• **BRIEF**
Continue the explanation of how OpenERP 6.1 builds its module list from the addons path, picking up after its final sentence.

The list of modules you see in a 6.1 installation only depends on the modules that your OpenERP system can find in the various directories where it is configured to look for. These directories are commonly called the "addons path" and are usually passed to the openerp-server
startup script via a parameter that looks like --addons-path=/path/to/addons,/path/to/otheraddons
This parameter can also be set in a configuration file with a parameter named `addons_path``
When you use the Update Module List menu, OpenERP re-scans "your addons path" entries and updates the list of modules with whatever valid modules it finds, updating the details of existing modules and adding any new ones. A valid module is a module that has a valid __openerp__.py
manifest file and is not marked with installable: False
.
Based on this you should be able to understand the number of modules you see in your various OpenERP deployments: it all boils down to the contents of your addons directories. It entails from the above that updating your module list will never automatically discover any new modules or any new updates, unless something/someone has modified the contents of your addons directories.
Warning: this is quite different in OpenERP 7.0, this explanation is for OpenERP 6.1 and earlier version only!

• **LISTED RECORDS**
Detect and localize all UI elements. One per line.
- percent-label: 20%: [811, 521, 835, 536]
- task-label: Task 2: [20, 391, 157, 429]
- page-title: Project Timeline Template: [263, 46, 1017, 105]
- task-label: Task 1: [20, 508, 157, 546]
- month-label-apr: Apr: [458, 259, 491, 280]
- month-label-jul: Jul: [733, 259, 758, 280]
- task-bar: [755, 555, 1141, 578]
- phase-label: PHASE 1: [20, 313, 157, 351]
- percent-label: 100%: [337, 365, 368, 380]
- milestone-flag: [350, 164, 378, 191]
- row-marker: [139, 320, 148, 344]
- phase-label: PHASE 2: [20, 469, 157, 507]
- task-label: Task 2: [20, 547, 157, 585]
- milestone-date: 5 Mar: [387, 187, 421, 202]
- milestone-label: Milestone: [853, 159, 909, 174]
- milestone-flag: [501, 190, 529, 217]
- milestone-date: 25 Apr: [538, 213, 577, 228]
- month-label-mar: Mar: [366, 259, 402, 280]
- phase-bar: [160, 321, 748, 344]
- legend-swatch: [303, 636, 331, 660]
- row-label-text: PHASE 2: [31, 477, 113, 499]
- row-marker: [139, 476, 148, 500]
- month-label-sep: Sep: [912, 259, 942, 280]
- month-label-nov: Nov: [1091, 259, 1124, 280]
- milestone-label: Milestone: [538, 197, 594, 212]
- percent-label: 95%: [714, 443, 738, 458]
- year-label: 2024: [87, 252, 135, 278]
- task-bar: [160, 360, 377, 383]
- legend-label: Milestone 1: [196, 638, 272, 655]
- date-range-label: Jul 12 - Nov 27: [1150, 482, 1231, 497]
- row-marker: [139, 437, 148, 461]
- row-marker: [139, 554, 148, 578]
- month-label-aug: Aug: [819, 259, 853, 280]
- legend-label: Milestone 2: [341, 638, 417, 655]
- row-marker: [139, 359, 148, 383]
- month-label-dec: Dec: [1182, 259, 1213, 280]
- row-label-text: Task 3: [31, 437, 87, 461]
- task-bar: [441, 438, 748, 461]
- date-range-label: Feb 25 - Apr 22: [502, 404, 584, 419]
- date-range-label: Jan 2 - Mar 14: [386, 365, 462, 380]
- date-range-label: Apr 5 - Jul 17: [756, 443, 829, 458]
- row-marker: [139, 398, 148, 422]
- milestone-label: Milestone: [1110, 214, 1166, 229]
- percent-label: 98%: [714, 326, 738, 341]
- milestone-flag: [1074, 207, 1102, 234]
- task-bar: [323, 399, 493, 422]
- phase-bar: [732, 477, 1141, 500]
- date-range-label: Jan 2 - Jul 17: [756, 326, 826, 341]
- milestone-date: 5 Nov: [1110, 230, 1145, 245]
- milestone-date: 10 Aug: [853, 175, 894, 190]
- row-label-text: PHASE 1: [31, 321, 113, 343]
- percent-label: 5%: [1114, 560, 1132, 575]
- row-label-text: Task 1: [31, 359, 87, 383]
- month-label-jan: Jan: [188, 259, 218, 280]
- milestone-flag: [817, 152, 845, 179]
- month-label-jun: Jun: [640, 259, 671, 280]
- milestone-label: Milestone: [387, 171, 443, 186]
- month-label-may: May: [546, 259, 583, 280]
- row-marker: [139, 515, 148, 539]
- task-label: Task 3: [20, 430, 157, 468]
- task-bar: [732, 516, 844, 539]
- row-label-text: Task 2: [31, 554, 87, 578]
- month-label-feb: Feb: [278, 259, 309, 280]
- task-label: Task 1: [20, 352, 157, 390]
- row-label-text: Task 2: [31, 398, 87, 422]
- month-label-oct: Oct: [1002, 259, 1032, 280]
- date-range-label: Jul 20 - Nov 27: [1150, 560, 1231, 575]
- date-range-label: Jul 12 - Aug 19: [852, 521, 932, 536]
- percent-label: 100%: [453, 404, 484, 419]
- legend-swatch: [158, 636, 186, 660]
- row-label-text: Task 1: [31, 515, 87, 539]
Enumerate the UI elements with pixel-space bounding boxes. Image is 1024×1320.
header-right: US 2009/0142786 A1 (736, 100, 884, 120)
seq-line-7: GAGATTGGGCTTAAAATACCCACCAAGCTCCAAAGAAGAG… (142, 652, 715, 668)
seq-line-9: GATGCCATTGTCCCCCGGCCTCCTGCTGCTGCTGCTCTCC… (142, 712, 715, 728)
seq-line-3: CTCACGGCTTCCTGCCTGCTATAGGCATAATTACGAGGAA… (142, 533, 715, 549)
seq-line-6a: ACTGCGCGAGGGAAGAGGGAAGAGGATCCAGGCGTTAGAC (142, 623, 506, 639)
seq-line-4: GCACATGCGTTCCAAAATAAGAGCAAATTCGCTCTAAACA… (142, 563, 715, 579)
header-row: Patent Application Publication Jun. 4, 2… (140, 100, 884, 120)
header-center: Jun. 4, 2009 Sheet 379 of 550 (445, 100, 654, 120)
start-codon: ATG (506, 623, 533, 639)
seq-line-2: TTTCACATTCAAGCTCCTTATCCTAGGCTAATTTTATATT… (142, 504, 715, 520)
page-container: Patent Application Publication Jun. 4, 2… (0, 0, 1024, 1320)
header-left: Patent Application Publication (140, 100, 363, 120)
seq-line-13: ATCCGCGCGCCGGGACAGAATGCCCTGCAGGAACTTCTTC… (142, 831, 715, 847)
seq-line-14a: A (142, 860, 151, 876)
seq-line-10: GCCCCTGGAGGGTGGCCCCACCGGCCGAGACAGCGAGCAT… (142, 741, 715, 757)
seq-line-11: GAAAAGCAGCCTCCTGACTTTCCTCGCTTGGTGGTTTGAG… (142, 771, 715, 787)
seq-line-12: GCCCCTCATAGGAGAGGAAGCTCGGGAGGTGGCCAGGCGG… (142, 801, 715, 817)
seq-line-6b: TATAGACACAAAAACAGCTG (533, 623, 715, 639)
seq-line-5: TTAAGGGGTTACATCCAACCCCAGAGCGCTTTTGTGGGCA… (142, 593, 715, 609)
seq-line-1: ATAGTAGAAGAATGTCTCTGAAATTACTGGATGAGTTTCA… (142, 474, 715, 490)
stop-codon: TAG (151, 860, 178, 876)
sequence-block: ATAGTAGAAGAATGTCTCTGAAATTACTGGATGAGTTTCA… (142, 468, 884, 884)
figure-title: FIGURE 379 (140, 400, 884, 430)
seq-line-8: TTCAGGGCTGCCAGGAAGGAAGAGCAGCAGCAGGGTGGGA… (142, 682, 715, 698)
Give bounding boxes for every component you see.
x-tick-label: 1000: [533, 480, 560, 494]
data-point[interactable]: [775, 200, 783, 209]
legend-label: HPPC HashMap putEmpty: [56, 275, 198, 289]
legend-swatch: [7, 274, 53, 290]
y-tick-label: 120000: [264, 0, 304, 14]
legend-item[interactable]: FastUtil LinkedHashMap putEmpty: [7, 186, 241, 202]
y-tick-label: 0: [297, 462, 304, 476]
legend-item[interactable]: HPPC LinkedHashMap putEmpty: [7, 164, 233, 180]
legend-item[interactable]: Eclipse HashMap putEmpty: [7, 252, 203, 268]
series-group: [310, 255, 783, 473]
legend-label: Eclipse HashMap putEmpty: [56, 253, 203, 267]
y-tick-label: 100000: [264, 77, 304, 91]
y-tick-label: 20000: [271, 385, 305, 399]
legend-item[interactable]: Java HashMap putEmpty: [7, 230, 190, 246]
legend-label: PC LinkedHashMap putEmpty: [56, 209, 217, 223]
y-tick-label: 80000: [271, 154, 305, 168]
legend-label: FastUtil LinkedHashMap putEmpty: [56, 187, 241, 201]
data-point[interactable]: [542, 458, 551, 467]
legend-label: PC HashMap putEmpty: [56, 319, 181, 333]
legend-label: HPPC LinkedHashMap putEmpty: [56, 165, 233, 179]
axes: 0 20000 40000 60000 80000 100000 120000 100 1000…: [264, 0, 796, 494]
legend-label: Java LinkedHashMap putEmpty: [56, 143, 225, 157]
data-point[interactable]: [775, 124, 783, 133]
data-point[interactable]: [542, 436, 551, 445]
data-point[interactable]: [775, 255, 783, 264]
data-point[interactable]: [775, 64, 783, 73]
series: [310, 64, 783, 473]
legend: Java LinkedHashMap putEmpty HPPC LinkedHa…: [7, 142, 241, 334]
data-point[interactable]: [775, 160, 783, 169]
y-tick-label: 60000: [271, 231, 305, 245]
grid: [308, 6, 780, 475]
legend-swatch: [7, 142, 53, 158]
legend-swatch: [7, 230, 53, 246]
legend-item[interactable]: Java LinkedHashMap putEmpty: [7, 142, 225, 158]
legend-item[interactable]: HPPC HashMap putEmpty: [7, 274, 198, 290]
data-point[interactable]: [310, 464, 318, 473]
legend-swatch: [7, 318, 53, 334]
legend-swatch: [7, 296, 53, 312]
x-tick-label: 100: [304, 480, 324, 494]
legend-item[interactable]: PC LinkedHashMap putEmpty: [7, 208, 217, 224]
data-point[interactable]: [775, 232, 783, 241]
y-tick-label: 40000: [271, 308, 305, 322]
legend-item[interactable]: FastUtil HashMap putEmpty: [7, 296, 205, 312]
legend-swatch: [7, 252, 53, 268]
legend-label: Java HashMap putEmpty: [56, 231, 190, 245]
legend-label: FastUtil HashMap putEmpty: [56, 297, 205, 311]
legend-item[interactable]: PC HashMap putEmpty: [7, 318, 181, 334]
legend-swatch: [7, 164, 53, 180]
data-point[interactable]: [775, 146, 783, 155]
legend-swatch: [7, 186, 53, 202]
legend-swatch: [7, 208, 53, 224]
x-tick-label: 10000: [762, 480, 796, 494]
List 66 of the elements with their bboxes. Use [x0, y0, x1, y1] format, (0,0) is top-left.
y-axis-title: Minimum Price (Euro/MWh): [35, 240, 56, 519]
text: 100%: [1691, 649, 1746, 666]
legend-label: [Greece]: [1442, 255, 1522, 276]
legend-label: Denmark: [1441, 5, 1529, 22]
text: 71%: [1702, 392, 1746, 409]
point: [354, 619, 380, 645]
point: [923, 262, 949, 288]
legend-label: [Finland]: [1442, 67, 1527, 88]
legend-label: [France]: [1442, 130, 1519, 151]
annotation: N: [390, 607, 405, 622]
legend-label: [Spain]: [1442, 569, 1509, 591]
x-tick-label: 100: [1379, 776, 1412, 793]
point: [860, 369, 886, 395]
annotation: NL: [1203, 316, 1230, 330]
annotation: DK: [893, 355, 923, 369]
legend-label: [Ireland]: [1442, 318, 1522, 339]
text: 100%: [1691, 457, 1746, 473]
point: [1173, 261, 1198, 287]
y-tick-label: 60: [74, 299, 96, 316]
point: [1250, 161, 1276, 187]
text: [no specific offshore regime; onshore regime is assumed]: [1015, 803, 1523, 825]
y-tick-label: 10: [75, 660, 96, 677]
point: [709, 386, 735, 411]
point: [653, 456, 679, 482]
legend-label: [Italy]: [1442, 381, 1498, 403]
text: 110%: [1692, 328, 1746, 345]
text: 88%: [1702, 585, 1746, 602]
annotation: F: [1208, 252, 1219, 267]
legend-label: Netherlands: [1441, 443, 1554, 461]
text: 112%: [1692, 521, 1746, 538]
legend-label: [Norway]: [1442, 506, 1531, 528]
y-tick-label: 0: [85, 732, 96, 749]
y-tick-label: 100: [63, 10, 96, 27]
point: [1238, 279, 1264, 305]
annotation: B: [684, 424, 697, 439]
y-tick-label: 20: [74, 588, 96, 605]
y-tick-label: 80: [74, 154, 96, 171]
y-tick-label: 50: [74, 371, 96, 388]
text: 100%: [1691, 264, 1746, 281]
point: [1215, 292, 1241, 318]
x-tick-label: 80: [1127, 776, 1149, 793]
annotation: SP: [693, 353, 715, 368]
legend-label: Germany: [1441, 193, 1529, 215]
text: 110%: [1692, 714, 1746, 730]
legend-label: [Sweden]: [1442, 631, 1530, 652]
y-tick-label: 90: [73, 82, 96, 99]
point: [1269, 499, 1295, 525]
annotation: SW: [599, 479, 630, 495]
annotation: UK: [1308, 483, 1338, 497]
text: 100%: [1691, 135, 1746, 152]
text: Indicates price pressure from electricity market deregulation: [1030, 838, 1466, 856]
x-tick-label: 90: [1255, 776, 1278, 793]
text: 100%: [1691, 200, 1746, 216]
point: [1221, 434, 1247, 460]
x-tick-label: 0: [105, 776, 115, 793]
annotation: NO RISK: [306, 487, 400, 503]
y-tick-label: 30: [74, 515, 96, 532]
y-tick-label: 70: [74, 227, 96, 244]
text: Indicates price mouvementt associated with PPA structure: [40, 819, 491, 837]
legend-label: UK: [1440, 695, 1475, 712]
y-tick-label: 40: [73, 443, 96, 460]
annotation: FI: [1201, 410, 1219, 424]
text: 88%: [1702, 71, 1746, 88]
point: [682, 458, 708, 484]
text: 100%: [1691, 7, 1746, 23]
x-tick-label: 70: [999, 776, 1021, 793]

• **OUTPUT OF THE EXERCISE**
Update: if you're using zipped modules, e.g. for 6.0 or earlier (or on a modified 6.1), you should be aware that zipped modules are considered just the same as module directories if they're found within your "addons path". If you use the Import Module menu the imported modules will be stored as zips in your local addons paths. Depending on the version you're using, any zip with the same name as a module directory may take precedence over the unzipped module (e.g. foo.zip
vs foo
directory), so it's not a good idea to keep both.
Update 2: to answer your extra questions:
It will probably work in any order. However to be 100% correct you should normally update them all at once, or at least update all modules that depend on each other at the same time. If module B depends on A, using a newer version of A could theoretically break B. Conversely, if the newer version of B expects the newer version of A, updating B without updating A could break the system. This is however rather unlikely, as within a stable series the API of modules is supposed to be frozen, so a module should not change significantly enough to break any module that depends on it.
Well, you asked for it ;-)
The easiest place for finding zipped modules is on OpenERP Apps, by looking at the available downloads for your modules and series (6.1).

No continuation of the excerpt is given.